■ Source data ■
<<<<
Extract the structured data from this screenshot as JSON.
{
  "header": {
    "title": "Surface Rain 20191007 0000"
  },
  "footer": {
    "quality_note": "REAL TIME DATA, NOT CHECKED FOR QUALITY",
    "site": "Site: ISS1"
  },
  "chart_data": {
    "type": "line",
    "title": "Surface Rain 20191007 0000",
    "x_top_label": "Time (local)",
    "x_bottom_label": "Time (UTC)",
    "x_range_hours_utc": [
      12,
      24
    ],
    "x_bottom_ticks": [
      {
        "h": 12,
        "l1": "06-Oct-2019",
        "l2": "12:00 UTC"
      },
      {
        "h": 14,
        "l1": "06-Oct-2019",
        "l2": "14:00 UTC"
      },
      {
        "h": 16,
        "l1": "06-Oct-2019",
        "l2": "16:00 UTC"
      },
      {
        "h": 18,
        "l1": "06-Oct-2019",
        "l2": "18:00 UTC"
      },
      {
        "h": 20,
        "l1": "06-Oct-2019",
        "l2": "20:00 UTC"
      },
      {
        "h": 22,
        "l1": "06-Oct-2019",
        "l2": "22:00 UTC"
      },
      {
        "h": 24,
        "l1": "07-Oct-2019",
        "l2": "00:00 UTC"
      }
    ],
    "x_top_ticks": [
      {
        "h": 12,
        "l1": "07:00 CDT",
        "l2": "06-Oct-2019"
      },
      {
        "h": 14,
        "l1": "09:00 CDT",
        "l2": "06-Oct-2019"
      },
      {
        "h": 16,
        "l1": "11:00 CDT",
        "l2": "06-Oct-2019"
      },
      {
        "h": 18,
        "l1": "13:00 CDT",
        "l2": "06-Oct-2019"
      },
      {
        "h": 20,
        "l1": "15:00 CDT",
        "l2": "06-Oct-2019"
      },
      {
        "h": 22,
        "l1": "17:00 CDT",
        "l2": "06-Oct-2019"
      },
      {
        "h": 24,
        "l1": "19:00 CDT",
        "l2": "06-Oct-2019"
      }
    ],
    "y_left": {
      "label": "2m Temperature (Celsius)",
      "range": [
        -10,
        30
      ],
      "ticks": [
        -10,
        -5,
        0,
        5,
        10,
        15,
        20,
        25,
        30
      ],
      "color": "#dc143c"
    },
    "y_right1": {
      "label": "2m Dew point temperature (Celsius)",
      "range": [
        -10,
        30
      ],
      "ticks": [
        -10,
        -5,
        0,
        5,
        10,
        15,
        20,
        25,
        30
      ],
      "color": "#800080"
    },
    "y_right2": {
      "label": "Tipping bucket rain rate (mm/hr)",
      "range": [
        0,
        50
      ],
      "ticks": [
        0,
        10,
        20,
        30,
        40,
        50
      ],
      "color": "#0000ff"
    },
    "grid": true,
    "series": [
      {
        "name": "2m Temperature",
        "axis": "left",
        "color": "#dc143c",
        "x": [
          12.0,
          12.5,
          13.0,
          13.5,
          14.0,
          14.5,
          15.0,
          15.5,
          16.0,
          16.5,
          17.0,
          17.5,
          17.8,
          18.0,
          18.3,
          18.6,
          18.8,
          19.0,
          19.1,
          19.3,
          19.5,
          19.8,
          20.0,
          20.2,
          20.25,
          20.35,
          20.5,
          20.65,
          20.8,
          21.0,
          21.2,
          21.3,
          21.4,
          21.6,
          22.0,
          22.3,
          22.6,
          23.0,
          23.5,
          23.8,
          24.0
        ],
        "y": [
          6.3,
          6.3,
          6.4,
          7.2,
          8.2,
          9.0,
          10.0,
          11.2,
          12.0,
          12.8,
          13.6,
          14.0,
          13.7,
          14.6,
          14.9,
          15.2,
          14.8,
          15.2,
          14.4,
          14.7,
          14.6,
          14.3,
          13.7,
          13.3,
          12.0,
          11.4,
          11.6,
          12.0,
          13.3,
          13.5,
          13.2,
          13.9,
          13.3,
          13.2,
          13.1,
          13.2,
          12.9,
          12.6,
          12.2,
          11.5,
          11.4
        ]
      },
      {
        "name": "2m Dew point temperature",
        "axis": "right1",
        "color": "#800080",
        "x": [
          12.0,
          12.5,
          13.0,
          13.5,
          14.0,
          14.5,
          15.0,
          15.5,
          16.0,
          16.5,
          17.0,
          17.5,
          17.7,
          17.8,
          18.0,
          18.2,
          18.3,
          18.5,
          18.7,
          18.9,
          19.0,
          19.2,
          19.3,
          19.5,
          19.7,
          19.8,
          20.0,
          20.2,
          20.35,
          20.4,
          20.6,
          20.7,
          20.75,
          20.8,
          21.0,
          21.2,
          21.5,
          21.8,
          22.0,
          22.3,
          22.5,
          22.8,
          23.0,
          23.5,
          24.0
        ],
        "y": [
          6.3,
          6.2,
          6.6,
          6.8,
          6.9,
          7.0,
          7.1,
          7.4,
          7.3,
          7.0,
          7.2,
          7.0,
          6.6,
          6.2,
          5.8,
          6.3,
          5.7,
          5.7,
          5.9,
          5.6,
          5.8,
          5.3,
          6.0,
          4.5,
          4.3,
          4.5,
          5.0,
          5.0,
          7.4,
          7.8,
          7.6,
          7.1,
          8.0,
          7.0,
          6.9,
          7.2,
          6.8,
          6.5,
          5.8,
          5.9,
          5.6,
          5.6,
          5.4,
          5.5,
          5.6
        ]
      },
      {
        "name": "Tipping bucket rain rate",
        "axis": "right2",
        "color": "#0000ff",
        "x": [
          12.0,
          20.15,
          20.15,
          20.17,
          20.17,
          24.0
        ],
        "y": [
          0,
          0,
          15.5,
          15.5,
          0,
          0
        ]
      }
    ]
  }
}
>>>>
■ What needs to be done ■
Of all the lines in the data above, state how many include "name". Say only the number.

■ Task solution ■
3